Extracted data entries:
================================
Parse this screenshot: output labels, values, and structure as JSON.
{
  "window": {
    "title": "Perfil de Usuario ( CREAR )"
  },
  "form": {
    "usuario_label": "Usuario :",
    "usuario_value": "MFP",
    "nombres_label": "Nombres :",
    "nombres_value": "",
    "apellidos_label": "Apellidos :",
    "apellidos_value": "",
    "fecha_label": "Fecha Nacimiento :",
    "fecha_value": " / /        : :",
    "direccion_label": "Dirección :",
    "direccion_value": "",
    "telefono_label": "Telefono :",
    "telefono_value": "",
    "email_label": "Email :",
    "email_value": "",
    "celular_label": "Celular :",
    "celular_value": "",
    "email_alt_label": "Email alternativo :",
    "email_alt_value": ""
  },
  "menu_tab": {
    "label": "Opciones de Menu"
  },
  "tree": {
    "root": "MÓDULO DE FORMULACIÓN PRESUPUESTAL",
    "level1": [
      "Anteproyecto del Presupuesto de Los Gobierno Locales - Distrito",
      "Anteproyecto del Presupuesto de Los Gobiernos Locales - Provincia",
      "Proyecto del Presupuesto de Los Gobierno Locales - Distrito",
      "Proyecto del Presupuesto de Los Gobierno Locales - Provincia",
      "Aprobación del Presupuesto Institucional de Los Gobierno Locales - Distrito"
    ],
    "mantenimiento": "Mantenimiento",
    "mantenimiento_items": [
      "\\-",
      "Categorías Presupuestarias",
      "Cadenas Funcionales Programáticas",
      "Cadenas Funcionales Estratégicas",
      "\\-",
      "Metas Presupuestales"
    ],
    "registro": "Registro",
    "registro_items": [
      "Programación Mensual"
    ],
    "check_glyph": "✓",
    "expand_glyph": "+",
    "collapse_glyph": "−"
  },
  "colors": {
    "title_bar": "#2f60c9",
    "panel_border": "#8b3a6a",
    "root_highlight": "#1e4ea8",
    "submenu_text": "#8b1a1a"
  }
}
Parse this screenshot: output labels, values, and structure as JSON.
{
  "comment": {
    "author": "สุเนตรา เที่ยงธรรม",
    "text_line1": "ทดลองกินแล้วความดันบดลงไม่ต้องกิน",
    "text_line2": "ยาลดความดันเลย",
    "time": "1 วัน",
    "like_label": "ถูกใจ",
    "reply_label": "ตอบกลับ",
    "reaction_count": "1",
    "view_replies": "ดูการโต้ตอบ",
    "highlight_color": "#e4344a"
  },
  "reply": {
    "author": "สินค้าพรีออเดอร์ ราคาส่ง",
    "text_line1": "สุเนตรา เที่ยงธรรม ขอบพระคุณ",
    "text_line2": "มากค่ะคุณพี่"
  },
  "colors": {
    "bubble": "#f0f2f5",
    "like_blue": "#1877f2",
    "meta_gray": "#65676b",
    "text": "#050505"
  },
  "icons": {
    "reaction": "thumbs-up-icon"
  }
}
================================
Extract each line of the material exactly as it stands.

Parse this screenshot: output labels, values, and structure as JSON.
{
  "window": {
    "title": "Perfil de Usuario ( CREAR )"
  },
  "form": {
    "usuario_label": "Usuario :",
    "usuario_value": "MFP",
    "nombres_label": "Nombres :",
    "nombres_value": "",
    "apellidos_label": "Apellidos :",
    "apellidos_value": "",
    "fecha_label": "Fecha Nacimiento :",
    "fecha_value": " / /        : :",
    "direccion_label": "Dirección :",
    "direccion_value": "",
    "telefono_label": "Telefono :",
    "telefono_value": "",
    "email_label": "Email :",
    "email_value": "",
    "celular_label": "Celular :",
    "celular_value": "",
    "email_alt_label": "Email alternativo :",
    "email_alt_value": ""
  },
  "menu_tab": {
    "label": "Opciones de Menu"
  },
  "tree": {
    "root": "MÓDULO DE FORMULACIÓN PRESUPUESTAL",
    "level1": [
      "Anteproyecto del Presupuesto de Los Gobierno Locales - Distrito",
      "Anteproyecto del Presupuesto de Los Gobiernos Locales - Provincia",
      "Proyecto del Presupuesto de Los Gobierno Locales - Distrito",
      "Proyecto del Presupuesto de Los Gobierno Locales - Provincia",
      "Aprobación del Presupuesto Institucional de Los Gobierno Locales - Distrito"
    ],
    "mantenimiento": "Mantenimiento",
    "mantenimiento_items": [
      "\\-",
      "Categorías Presupuestarias",
      "Cadenas Funcionales Programáticas",
      "Cadenas Funcionales Estratégicas",
      "\\-",
      "Metas Presupuestales"
    ],
    "registro": "Registro",
    "registro_items": [
      "Programación Mensual"
    ],
    "check_glyph": "✓",
    "expand_glyph": "+",
    "collapse_glyph": "−"
  },
  "colors": {
    "title_bar": "#2f60c9",
    "panel_border": "#8b3a6a",
    "root_highlight": "#1e4ea8",
    "submenu_text": "#8b1a1a"
  }
}
Parse this screenshot: output labels, values, and structure as JSON.
{
  "comment": {
    "author": "สุเนตรา เที่ยงธรรม",
    "text_line1": "ทดลองกินแล้วความดันบดลงไม่ต้องกิน",
    "text_line2": "ยาลดความดันเลย",
    "time": "1 วัน",
    "like_label": "ถูกใจ",
    "reply_label": "ตอบกลับ",
    "reaction_count": "1",
    "view_replies": "ดูการโต้ตอบ",
    "highlight_color": "#e4344a"
  },
  "reply": {
    "author": "สินค้าพรีออเดอร์ ราคาส่ง",
    "text_line1": "สุเนตรา เที่ยงธรรม ขอบพระคุณ",
    "text_line2": "มากค่ะคุณพี่"
  },
  "colors": {
    "bubble": "#f0f2f5",
    "like_blue": "#1877f2",
    "meta_gray": "#65676b",
    "text": "#050505"
  },
  "icons": {
    "reaction": "thumbs-up-icon"
  }
}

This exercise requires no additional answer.